Work to complete:
1. Answer these questions about the AArch64 patch review, one line each, marked like the questions:
(a) According to the first quoted comment, what should the pattern select (icmp eq X, 0), 0, cttz X be converted to?
(b) According to dmgreen, which two parts of the pattern are not checked yet?
(c) What kind of test cases does dmgreen suggest adding?
2. Extend the AArch64 patch review, continuing after its last sentence.

Text:
════════
[PATCH] D123782: [AArch64] Generate AND in place of CSEL for Table Based CTTZ lowering in -O3

Fri Apr 22 03:51:08 PDT 2022

dmgreen added a comment.

>> As far as I understand this should be testing for select (icmp eq X, 0), 0, cttz X and converting it to and(cttz X, #bw-1). If so there are more conditions that need to be checked.
>
> What other conditions do you think should be added other than checking for 0 and cttz?

It looks like this checks for the select/CSEL, and the icmp/SUBS with a 0, but not the "eq" yet, and not the "0" in the select/csel. It also doesn't check that the X in the icmp and the X in the cttz are the same?

It would be worth adding test cases for the cases it should not fold.
════════
Information supplied:
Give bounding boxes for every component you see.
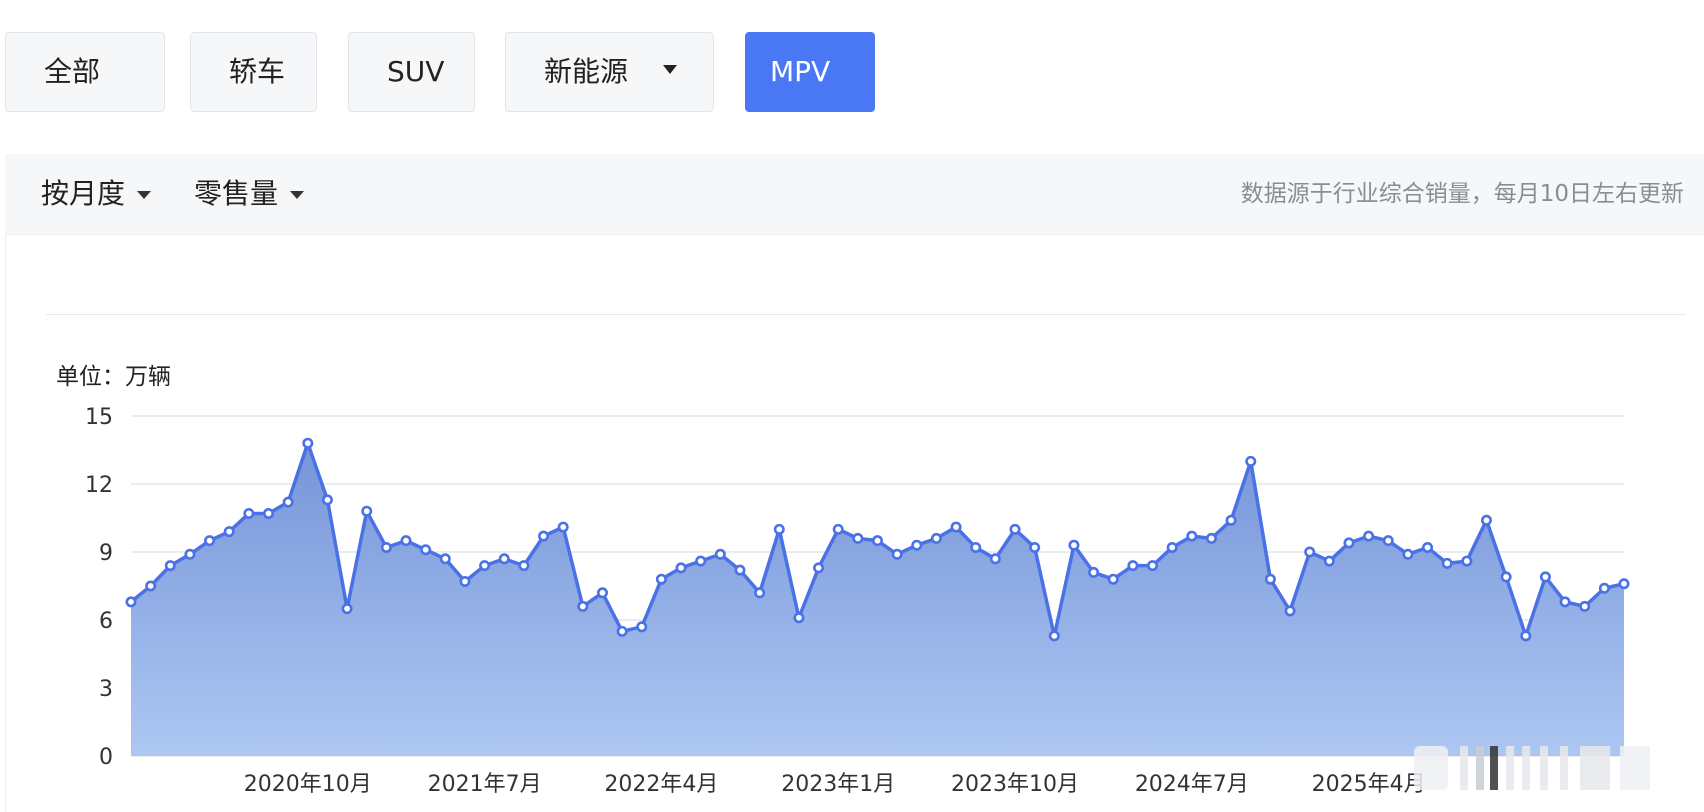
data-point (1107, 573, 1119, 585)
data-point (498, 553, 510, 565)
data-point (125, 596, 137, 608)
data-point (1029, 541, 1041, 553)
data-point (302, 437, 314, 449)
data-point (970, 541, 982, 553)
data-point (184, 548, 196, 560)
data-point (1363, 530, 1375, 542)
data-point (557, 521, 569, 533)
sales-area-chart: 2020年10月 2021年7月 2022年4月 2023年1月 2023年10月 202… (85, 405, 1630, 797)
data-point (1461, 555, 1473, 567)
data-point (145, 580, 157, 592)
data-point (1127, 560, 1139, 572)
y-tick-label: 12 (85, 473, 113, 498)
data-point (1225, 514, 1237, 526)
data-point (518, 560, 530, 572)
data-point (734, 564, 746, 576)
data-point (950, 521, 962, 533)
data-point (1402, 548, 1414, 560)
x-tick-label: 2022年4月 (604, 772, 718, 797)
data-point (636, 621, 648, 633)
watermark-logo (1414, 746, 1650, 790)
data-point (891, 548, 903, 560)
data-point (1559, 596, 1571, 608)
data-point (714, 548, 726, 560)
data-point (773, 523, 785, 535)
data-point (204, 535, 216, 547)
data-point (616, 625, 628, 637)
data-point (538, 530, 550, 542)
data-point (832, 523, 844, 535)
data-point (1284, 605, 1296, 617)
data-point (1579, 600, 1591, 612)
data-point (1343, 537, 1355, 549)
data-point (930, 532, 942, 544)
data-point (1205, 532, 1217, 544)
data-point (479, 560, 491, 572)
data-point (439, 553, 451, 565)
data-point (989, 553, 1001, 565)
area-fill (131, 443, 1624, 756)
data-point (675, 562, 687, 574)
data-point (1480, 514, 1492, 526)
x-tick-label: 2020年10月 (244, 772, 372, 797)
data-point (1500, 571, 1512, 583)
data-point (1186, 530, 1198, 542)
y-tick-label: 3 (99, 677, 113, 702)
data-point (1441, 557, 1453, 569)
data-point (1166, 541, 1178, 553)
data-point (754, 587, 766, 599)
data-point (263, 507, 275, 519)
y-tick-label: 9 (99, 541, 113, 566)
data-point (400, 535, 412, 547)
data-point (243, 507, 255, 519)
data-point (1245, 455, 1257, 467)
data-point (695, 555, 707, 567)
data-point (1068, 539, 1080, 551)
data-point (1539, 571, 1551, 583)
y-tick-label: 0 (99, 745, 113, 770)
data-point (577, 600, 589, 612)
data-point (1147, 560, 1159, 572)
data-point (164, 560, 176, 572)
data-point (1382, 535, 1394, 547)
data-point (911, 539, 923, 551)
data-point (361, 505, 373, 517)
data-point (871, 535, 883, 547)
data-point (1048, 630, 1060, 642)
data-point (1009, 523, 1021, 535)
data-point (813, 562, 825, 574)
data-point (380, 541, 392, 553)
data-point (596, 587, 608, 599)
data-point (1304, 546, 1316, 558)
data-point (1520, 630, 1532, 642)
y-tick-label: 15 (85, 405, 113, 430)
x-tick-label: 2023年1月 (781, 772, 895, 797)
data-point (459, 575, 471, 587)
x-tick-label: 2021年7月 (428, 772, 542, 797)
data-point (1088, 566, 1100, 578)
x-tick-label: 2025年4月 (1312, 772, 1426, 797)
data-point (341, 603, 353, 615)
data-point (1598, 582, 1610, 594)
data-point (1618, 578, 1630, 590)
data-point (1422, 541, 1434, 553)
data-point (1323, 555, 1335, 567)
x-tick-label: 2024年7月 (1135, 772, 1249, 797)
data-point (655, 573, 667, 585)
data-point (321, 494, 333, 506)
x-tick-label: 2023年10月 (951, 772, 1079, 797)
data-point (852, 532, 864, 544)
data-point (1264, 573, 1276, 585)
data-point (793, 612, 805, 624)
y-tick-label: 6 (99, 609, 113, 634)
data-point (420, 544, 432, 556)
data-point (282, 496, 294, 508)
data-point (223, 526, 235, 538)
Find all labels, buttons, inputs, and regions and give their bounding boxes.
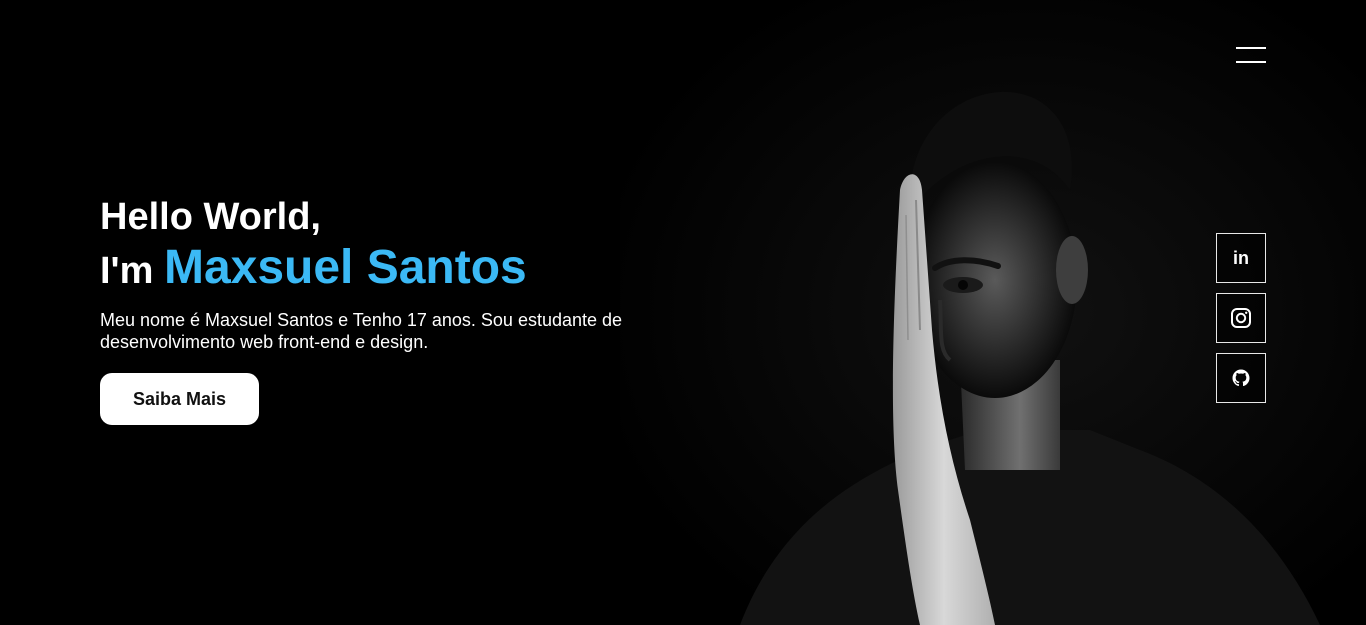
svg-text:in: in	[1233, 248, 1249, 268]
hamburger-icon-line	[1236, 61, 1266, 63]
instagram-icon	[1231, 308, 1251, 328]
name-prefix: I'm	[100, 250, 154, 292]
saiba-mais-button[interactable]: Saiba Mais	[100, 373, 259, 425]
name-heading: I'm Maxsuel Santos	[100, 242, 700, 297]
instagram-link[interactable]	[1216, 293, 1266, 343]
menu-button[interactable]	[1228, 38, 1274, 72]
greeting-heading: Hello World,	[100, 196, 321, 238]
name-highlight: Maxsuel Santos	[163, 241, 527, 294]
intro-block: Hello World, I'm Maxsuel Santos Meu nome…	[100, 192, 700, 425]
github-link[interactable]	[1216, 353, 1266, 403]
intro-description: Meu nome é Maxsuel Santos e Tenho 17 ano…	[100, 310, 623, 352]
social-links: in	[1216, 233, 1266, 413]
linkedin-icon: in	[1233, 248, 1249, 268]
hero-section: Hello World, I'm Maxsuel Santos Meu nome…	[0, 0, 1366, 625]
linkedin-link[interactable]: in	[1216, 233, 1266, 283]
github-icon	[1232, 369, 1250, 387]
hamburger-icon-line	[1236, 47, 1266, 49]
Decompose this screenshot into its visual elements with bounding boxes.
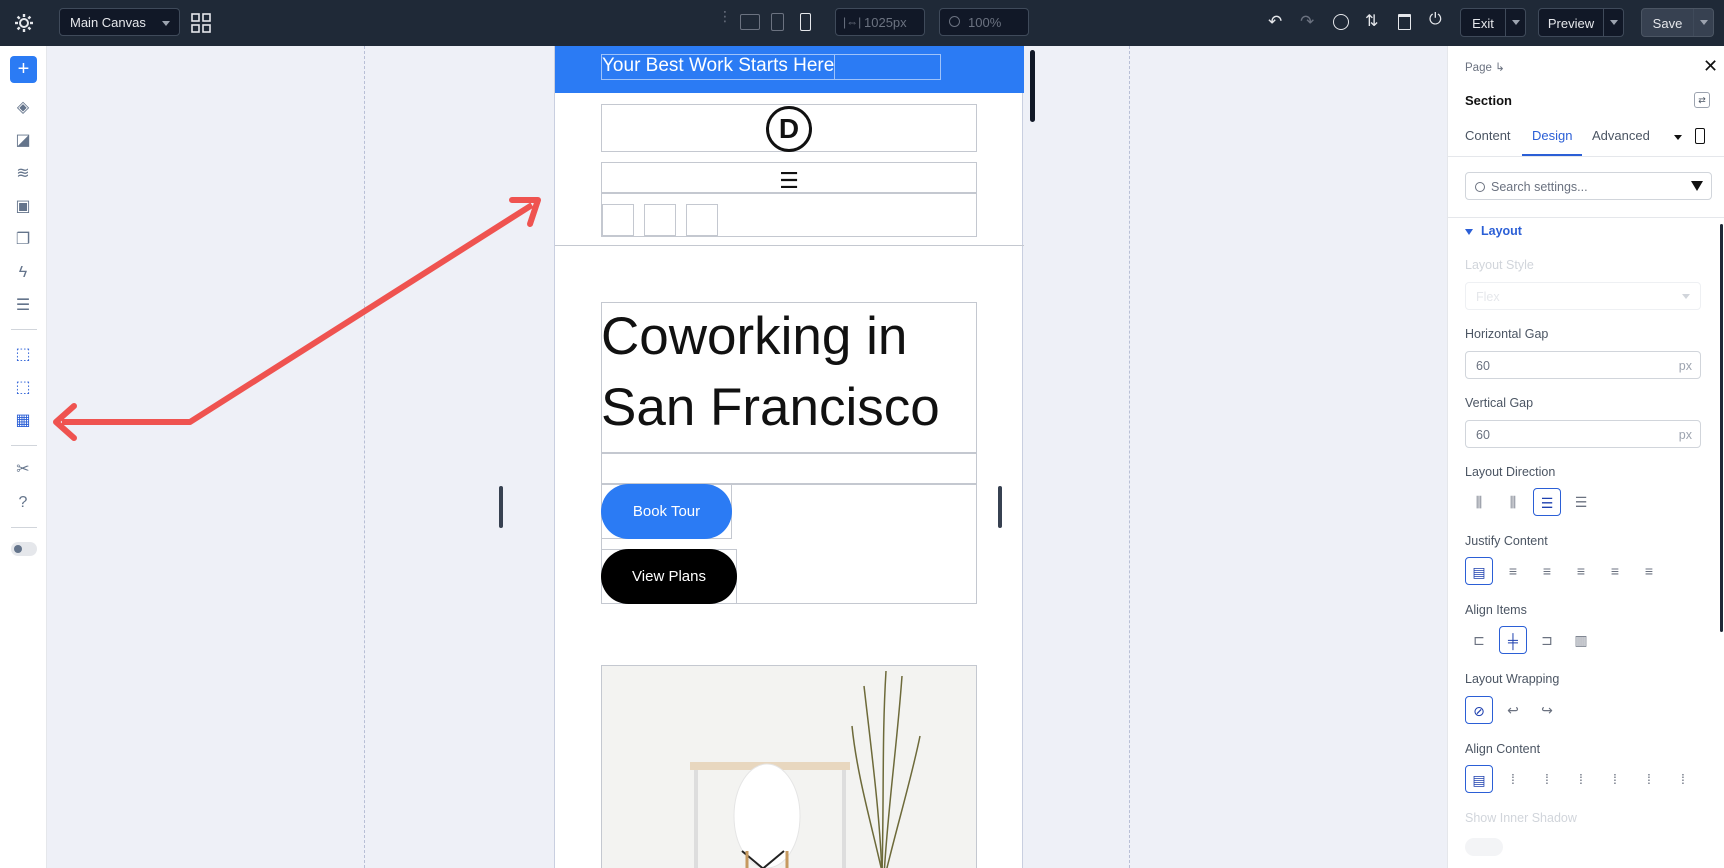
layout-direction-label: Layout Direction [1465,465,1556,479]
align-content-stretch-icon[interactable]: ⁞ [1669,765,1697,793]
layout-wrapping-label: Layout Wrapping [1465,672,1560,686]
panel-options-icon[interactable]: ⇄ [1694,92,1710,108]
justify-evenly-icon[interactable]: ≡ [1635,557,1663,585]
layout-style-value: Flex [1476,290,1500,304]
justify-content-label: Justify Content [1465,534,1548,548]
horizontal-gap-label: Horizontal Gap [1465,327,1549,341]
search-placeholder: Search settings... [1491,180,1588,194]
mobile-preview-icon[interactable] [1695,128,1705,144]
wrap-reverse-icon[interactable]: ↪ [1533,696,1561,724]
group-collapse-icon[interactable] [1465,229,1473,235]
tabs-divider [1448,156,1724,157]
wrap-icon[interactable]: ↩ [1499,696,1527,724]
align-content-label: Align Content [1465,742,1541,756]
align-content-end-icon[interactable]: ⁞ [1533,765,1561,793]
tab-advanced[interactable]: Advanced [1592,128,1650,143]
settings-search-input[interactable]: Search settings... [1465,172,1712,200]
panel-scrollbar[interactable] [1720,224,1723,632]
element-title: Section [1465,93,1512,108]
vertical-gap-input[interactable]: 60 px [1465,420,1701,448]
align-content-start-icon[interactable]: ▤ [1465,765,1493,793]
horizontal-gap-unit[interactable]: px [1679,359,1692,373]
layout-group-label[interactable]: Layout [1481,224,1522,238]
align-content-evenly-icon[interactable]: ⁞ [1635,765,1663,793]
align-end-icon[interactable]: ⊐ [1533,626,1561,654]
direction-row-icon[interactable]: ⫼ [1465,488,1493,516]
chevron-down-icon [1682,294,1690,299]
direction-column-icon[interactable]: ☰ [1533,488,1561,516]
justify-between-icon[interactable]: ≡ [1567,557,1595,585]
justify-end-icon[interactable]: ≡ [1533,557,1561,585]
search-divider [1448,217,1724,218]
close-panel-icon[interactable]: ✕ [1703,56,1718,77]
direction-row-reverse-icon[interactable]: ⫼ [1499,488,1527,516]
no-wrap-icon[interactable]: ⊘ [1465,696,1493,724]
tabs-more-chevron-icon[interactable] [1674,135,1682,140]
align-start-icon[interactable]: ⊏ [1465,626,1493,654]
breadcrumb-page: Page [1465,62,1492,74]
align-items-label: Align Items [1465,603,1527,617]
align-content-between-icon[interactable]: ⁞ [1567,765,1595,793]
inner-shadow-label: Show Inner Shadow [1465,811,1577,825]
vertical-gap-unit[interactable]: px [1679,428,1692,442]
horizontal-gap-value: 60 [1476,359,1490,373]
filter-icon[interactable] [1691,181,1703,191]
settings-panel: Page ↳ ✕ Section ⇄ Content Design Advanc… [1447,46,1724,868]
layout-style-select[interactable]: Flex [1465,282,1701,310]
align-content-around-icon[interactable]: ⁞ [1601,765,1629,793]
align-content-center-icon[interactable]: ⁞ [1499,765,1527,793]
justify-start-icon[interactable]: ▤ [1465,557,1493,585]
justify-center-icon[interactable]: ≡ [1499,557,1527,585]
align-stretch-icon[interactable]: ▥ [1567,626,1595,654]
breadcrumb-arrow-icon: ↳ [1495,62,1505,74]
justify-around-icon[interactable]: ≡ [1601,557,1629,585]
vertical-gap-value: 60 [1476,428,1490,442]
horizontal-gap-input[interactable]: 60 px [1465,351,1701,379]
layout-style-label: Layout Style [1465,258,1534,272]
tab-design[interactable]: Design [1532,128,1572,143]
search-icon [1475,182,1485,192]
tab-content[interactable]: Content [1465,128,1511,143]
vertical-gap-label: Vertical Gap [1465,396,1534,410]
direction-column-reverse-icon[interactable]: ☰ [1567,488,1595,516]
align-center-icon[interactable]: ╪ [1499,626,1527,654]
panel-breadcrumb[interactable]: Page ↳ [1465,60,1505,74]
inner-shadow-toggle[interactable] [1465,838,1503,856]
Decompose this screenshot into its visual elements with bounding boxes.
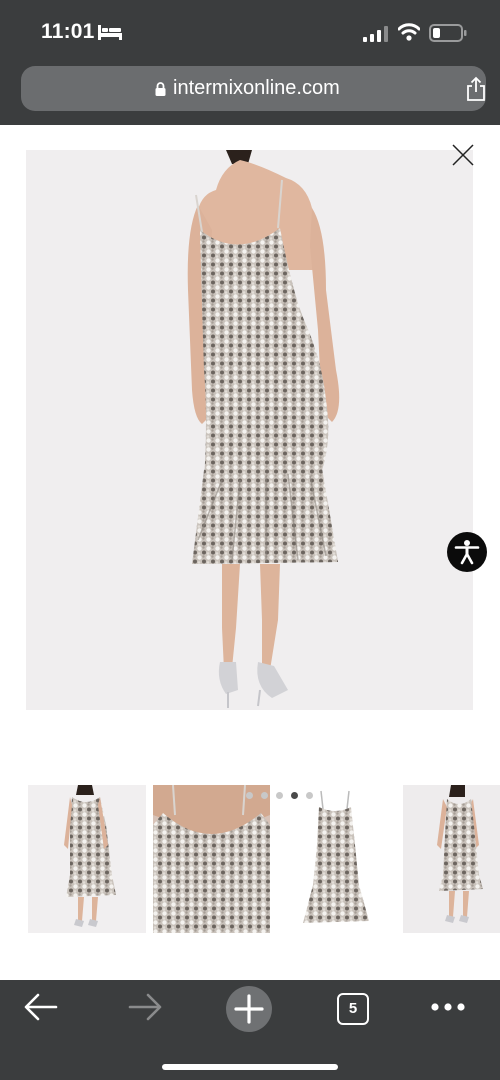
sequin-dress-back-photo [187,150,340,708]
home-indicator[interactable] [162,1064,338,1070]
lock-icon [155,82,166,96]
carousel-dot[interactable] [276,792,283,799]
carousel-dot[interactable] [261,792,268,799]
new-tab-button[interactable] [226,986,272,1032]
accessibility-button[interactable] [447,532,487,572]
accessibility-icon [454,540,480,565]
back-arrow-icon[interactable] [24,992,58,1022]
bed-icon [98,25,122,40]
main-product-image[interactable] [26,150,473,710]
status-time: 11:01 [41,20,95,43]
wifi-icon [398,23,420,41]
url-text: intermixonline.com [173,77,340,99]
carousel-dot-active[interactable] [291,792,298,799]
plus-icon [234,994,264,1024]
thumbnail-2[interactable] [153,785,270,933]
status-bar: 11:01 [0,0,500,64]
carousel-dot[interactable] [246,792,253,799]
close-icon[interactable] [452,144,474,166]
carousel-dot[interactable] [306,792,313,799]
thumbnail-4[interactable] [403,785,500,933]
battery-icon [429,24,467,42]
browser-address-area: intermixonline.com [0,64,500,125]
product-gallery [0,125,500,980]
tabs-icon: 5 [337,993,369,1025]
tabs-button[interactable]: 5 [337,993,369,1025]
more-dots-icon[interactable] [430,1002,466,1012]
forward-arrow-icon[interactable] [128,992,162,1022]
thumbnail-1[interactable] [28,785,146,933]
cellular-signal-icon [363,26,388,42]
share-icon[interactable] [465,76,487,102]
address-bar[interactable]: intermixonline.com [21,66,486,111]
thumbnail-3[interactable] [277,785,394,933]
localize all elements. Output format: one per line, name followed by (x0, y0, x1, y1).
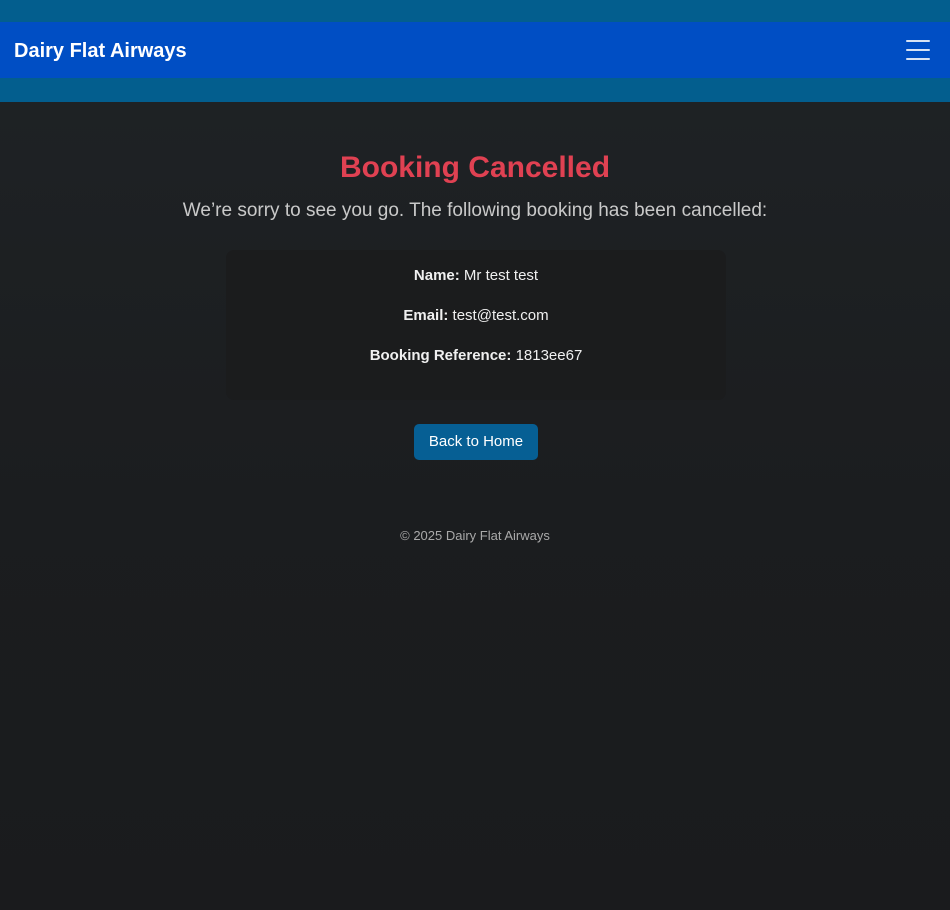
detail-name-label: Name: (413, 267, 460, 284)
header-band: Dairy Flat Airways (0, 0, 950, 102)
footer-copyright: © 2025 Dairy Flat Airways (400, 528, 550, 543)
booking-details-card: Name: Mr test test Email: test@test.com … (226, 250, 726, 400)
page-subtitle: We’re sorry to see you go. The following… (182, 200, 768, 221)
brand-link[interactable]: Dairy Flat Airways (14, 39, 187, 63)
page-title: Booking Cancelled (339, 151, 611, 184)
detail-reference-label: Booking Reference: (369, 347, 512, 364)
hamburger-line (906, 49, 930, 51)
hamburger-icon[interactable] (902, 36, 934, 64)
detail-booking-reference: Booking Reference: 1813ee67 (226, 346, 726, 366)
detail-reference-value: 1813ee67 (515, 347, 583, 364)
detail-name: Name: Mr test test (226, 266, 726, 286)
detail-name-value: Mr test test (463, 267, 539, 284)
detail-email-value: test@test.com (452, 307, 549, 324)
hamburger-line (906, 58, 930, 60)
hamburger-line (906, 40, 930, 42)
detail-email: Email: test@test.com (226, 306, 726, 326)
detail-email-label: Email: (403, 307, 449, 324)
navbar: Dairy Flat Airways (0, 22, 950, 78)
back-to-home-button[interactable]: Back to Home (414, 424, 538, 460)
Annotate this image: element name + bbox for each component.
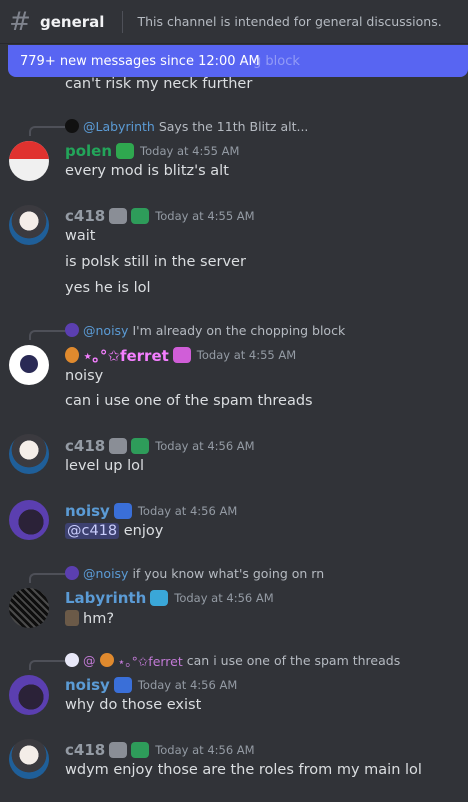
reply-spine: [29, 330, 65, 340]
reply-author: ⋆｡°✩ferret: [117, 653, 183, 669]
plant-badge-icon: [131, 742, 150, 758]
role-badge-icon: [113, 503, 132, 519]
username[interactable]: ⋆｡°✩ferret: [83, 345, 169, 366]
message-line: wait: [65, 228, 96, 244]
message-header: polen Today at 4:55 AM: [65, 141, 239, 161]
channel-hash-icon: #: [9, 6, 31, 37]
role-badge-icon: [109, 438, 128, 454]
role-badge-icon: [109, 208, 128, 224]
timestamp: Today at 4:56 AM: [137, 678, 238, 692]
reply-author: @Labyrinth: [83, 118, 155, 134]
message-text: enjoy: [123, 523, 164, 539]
════════
Written answers:
1.
(a) and(cttz X, #bw-1)
(b) The "eq" and the "0" in the select/csel
(c) Test cases for the cases it should not fold

2.
================
Comment at: llvm/lib/Target/AArch64/AArch64ISelLowering.cpp:17460
+  SDValue N2 = N->getOperand(2);
+  bool isZero = cast<ConstantSDNode>(N2.getNode())->isZero();
+  if (N1.getOpcode() == ISD::CTTZ && isZero) {
----------------
craig.topper wrote:
> rahular-rrlogic wrote:
> > dmgreen wrote:
> > > As far as I can tell this is checking that the condition code is 0? It would be better to check that it is equal to AArch64CC::EQ.
> > No, this is a mistake. I was intending to check if the operands are 0 and cttz. I will change that. Is a check for the condition being EQ really required, though?
> There's a function called `isNullConstant` that can be used here.
It should probably be something like this, if the value is a condition code.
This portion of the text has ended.